§ INSTRUCTIONS FOR THE TASK:
In the entries below, find every line with "data" and copy it.

===============

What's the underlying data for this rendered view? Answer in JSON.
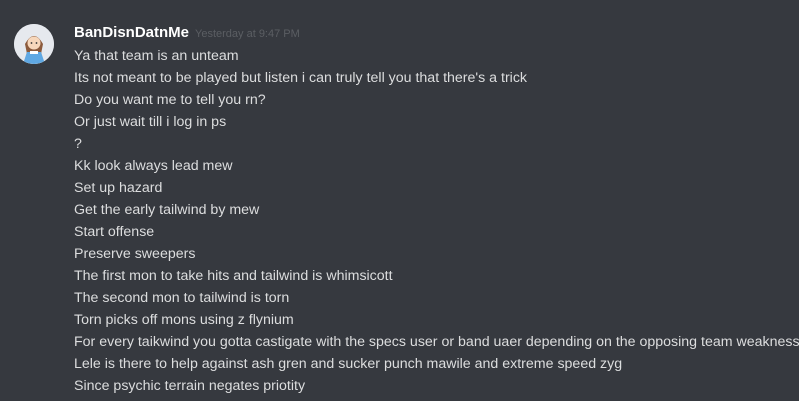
{
  "message": {
    "username": "BanDisnDatnMe",
    "timestamp": "Yesterday at 9:47 PM",
    "avatar_icon": "user-avatar-icon",
    "colors": {
      "background": "#36393f",
      "username": "#ffffff",
      "timestamp": "#5b5e63",
      "text": "#dcddde"
    },
    "lines": [
      "Ya that team is an unteam",
      "Its not meant to be played but listen i can truly tell you that there's a trick",
      "Do you want me to tell you rn?",
      "Or just wait till i log in ps",
      "?",
      "Kk look always lead mew",
      "Set up hazard",
      "Get the early tailwind by mew",
      "Start offense",
      "Preserve sweepers",
      "The first mon to take hits and tailwind is whimsicott",
      "The second mon to tailwind is torn",
      "Torn picks off mons using z flynium",
      "For every taikwind you gotta castigate with the specs user or band uaer depending on the opposing team weakness",
      "Lele is there to help against ash gren and sucker punch mawile and extreme speed zyg",
      "Since psychic terrain negates priotity"
    ]
  }
}
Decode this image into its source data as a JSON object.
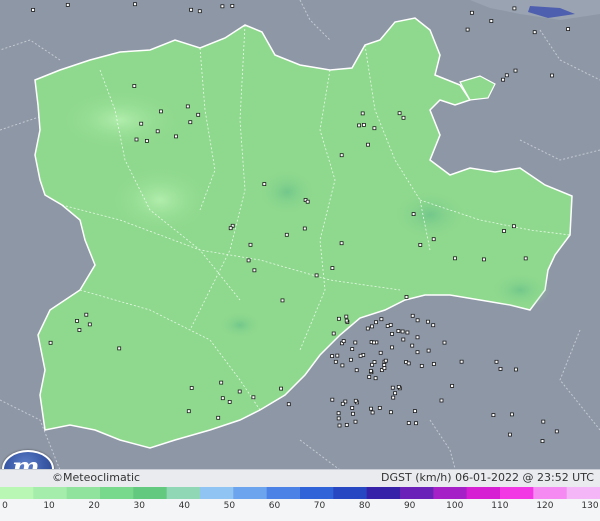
{
  "brand": {
    "logo_glyph": "m",
    "name": "©Meteoclimatic"
  },
  "map": {
    "label": "DGST (km/h)   06-01-2022 @ 23:52 UTC"
  },
  "scale": {
    "ticks": [
      "0",
      "10",
      "20",
      "30",
      "40",
      "50",
      "60",
      "70",
      "80",
      "90",
      "100",
      "110",
      "120",
      "130"
    ],
    "colors": [
      "#b9f7b5",
      "#a5edaa",
      "#8fe39c",
      "#78d88c",
      "#63c97e",
      "#8fd7b5",
      "#8fc4f3",
      "#6ca4ee",
      "#4c82e6",
      "#3062d8",
      "#2746c2",
      "#3622a8",
      "#6a21b7",
      "#a520c7",
      "#d61fd2",
      "#f238e5",
      "#f58af2",
      "#f5b6f7"
    ]
  },
  "colors": {
    "land": "#8e97a6",
    "region": "#8fd98e",
    "station": "#1b1b1b"
  }
}
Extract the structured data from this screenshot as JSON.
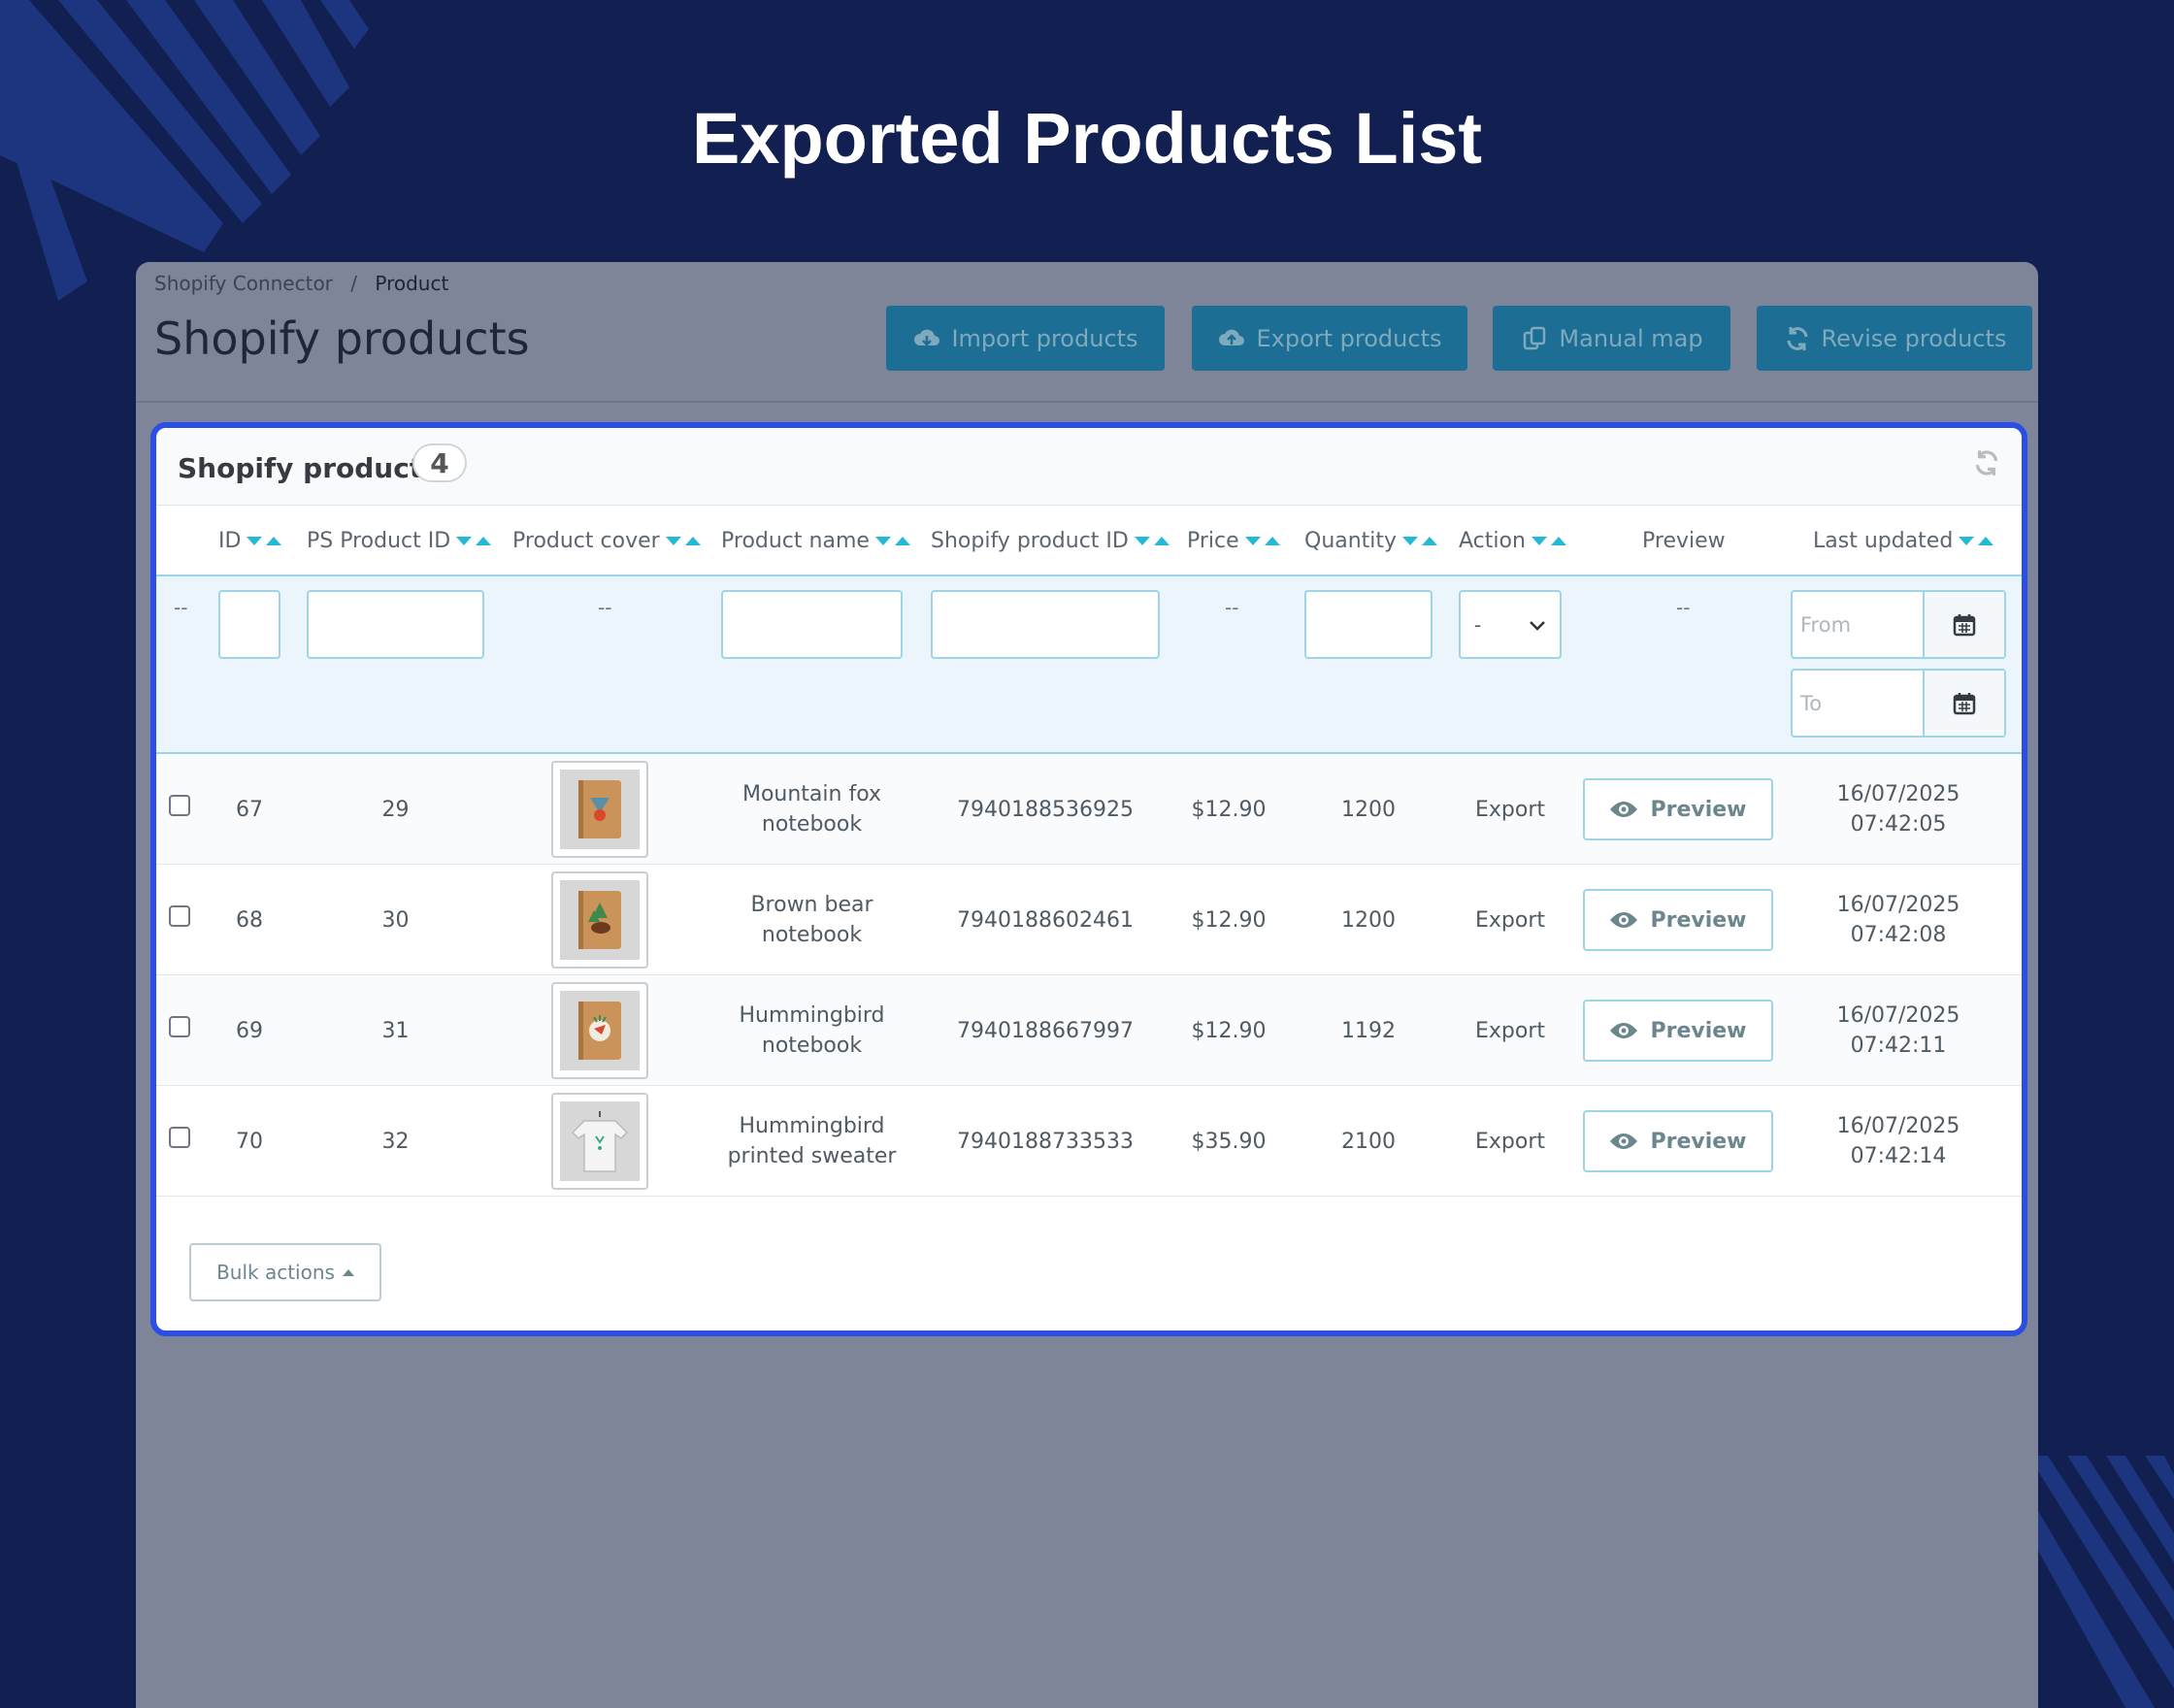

===============

§ REPLY TO THE EXERCISE:
What's the underlying data for this rendered view? Answer in JSON.
Decode this image into its source data as a JSON object.
Extract the structured data from this screenshot as JSON.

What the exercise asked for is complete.